> [Goal of the exercise]: Give the data a second time, exactly and in full.

---------- Record extracts ----------

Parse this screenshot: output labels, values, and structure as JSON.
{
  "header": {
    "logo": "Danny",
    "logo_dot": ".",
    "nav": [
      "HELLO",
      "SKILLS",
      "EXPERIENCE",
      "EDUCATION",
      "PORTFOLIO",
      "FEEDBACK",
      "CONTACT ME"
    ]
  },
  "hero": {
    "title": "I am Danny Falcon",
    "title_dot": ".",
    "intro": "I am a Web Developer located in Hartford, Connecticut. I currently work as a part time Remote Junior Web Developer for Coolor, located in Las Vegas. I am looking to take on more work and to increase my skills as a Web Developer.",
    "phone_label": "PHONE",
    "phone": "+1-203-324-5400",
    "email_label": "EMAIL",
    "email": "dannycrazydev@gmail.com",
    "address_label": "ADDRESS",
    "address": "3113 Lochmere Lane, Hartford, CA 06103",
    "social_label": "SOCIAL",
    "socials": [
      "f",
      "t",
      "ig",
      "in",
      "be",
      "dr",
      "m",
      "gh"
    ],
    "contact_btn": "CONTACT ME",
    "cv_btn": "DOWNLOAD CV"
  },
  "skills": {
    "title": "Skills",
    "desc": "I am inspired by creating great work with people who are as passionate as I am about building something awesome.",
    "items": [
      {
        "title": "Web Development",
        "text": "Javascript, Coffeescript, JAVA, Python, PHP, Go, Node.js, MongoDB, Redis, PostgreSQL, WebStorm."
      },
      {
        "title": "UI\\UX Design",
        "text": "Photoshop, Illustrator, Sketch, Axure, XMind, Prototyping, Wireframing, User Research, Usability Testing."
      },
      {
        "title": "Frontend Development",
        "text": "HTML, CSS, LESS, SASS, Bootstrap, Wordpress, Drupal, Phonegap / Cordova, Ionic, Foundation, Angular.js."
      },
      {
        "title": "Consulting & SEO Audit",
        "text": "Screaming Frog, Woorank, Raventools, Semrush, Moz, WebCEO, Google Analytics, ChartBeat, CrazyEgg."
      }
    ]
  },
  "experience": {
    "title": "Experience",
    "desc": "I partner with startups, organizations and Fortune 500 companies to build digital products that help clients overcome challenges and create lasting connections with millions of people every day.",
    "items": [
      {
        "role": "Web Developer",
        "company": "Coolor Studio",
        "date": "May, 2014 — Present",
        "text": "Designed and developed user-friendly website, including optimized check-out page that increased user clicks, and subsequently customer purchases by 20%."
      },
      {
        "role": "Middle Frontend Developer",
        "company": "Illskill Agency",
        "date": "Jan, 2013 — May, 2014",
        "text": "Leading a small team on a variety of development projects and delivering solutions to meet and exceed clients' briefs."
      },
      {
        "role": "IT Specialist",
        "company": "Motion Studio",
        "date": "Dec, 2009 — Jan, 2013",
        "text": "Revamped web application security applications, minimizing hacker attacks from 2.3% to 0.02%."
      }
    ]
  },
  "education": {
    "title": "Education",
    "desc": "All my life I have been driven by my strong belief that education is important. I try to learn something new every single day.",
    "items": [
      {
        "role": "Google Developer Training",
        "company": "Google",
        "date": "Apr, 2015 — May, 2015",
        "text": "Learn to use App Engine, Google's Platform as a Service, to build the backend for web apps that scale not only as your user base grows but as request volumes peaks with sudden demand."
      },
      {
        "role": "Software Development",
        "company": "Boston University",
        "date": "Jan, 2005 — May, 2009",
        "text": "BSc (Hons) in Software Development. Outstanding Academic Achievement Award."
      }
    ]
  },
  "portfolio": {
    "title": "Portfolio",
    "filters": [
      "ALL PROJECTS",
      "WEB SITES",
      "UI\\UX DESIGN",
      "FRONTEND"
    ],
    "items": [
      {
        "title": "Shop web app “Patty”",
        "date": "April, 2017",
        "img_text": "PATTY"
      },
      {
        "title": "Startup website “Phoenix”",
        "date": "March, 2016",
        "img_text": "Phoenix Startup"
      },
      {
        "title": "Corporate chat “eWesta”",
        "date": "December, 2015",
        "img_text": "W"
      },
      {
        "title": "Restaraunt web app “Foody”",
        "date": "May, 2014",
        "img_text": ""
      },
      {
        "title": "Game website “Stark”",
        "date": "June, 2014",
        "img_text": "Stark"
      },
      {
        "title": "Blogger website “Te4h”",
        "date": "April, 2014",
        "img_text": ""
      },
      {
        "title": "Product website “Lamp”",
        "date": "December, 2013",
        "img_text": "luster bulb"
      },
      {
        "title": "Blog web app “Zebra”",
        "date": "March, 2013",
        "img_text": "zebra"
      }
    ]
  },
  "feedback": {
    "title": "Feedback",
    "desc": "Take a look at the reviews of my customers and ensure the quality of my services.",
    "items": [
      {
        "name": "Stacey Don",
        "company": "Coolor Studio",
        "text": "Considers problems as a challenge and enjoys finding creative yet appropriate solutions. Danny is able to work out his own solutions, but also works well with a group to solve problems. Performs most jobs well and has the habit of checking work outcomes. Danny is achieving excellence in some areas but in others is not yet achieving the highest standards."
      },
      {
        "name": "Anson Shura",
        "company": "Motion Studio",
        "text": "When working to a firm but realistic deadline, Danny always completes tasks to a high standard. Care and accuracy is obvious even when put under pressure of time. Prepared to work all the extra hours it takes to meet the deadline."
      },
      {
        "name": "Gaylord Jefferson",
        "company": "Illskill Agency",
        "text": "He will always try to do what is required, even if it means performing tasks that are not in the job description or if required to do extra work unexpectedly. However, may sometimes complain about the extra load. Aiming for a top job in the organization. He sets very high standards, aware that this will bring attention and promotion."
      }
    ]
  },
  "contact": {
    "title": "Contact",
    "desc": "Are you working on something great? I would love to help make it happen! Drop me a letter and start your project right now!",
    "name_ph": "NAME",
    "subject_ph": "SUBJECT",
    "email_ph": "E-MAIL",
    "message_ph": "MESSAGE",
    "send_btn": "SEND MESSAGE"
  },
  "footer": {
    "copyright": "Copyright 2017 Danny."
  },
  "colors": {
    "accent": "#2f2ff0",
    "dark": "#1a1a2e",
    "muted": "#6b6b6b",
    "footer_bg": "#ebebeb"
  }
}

----------

> [Reply]:
Parse this screenshot: output labels, values, and structure as JSON.
{
  "header": {
    "logo": "Danny",
    "logo_dot": ".",
    "nav": [
      "HELLO",
      "SKILLS",
      "EXPERIENCE",
      "EDUCATION",
      "PORTFOLIO",
      "FEEDBACK",
      "CONTACT ME"
    ]
  },
  "hero": {
    "title": "I am Danny Falcon",
    "title_dot": ".",
    "intro": "I am a Web Developer located in Hartford, Connecticut. I currently work as a part time Remote Junior Web Developer for Coolor, located in Las Vegas. I am looking to take on more work and to increase my skills as a Web Developer.",
    "phone_label": "PHONE",
    "phone": "+1-203-324-5400",
    "email_label": "EMAIL",
    "email": "dannycrazydev@gmail.com",
    "address_label": "ADDRESS",
    "address": "3113 Lochmere Lane, Hartford, CA 06103",
    "social_label": "SOCIAL",
    "socials": [
      "f",
      "t",
      "ig",
      "in",
      "be",
      "dr",
      "m",
      "gh"
    ],
    "contact_btn": "CONTACT ME",
    "cv_btn": "DOWNLOAD CV"
  },
  "skills": {
    "title": "Skills",
    "desc": "I am inspired by creating great work with people who are as passionate as I am about building something awesome.",
    "items": [
      {
        "title": "Web Development",
        "text": "Javascript, Coffeescript, JAVA, Python, PHP, Go, Node.js, MongoDB, Redis, PostgreSQL, WebStorm."
      },
      {
        "title": "UI\\UX Design",
        "text": "Photoshop, Illustrator, Sketch, Axure, XMind, Prototyping, Wireframing, User Research, Usability Testing."
      },
      {
        "title": "Frontend Development",
        "text": "HTML, CSS, LESS, SASS, Bootstrap, Wordpress, Drupal, Phonegap / Cordova, Ionic, Foundation, Angular.js."
      },
      {
        "title": "Consulting & SEO Audit",
        "text": "Screaming Frog, Woorank, Raventools, Semrush, Moz, WebCEO, Google Analytics, ChartBeat, CrazyEgg."
      }
    ]
  },
  "experience": {
    "title": "Experience",
    "desc": "I partner with startups, organizations and Fortune 500 companies to build digital products that help clients overcome challenges and create lasting connections with millions of people every day.",
    "items": [
      {
        "role": "Web Developer",
        "company": "Coolor Studio",
        "date": "May, 2014 — Present",
        "text": "Designed and developed user-friendly website, including optimized check-out page that increased user clicks, and subsequently customer purchases by 20%."
      },
      {
        "role": "Middle Frontend Developer",
        "company": "Illskill Agency",
        "date": "Jan, 2013 — May, 2014",
        "text": "Leading a small team on a variety of development projects and delivering solutions to meet and exceed clients' briefs."
      },
      {
        "role": "IT Specialist",
        "company": "Motion Studio",
        "date": "Dec, 2009 — Jan, 2013",
        "text": "Revamped web application security applications, minimizing hacker attacks from 2.3% to 0.02%."
      }
    ]
  },
  "education": {
    "title": "Education",
    "desc": "All my life I have been driven by my strong belief that education is important. I try to learn something new every single day.",
    "items": [
      {
        "role": "Google Developer Training",
        "company": "Google",
        "date": "Apr, 2015 — May, 2015",
        "text": "Learn to use App Engine, Google's Platform as a Service, to build the backend for web apps that scale not only as your user base grows but as request volumes peaks with sudden demand."
      },
      {
        "role": "Software Development",
        "company": "Boston University",
        "date": "Jan, 2005 — May, 2009",
        "text": "BSc (Hons) in Software Development. Outstanding Academic Achievement Award."
      }
    ]
  },
  "portfolio": {
    "title": "Portfolio",
    "filters": [
      "ALL PROJECTS",
      "WEB SITES",
      "UI\\UX DESIGN",
      "FRONTEND"
    ],
    "items": [
      {
        "title": "Shop web app “Patty”",
        "date": "April, 2017",
        "img_text": "PATTY"
      },
      {
        "title": "Startup website “Phoenix”",
        "date": "March, 2016",
        "img_text": "Phoenix Startup"
      },
      {
        "title": "Corporate chat “eWesta”",
        "date": "December, 2015",
        "img_text": "W"
      },
      {
        "title": "Restaraunt web app “Foody”",
        "date": "May, 2014",
        "img_text": ""
      },
      {
        "title": "Game website “Stark”",
        "date": "June, 2014",
        "img_text": "Stark"
      },
      {
        "title": "Blogger website “Te4h”",
        "date": "April, 2014",
        "img_text": ""
      },
      {
        "title": "Product website “Lamp”",
        "date": "December, 2013",
        "img_text": "luster bulb"
      },
      {
        "title": "Blog web app “Zebra”",
        "date": "March, 2013",
        "img_text": "zebra"
      }
    ]
  },
  "feedback": {
    "title": "Feedback",
    "desc": "Take a look at the reviews of my customers and ensure the quality of my services.",
    "items": [
      {
        "name": "Stacey Don",
        "company": "Coolor Studio",
        "text": "Considers problems as a challenge and enjoys finding creative yet appropriate solutions. Danny is able to work out his own solutions, but also works well with a group to solve problems. Performs most jobs well and has the habit of checking work outcomes. Danny is achieving excellence in some areas but in others is not yet achieving the highest standards."
      },
      {
        "name": "Anson Shura",
        "company": "Motion Studio",
        "text": "When working to a firm but realistic deadline, Danny always completes tasks to a high standard. Care and accuracy is obvious even when put under pressure of time. Prepared to work all the extra hours it takes to meet the deadline."
      },
      {
        "name": "Gaylord Jefferson",
        "company": "Illskill Agency",
        "text": "He will always try to do what is required, even if it means performing tasks that are not in the job description or if required to do extra work unexpectedly. However, may sometimes complain about the extra load. Aiming for a top job in the organization. He sets very high standards, aware that this will bring attention and promotion."
      }
    ]
  },
  "contact": {
    "title": "Contact",
    "desc": "Are you working on something great? I would love to help make it happen! Drop me a letter and start your project right now!",
    "name_ph": "NAME",
    "subject_ph": "SUBJECT",
    "email_ph": "E-MAIL",
    "message_ph": "MESSAGE",
    "send_btn": "SEND MESSAGE"
  },
  "footer": {
    "copyright": "Copyright 2017 Danny."
  },
  "colors": {
    "accent": "#2f2ff0",
    "dark": "#1a1a2e",
    "muted": "#6b6b6b",
    "footer_bg": "#ebebeb"
  }
}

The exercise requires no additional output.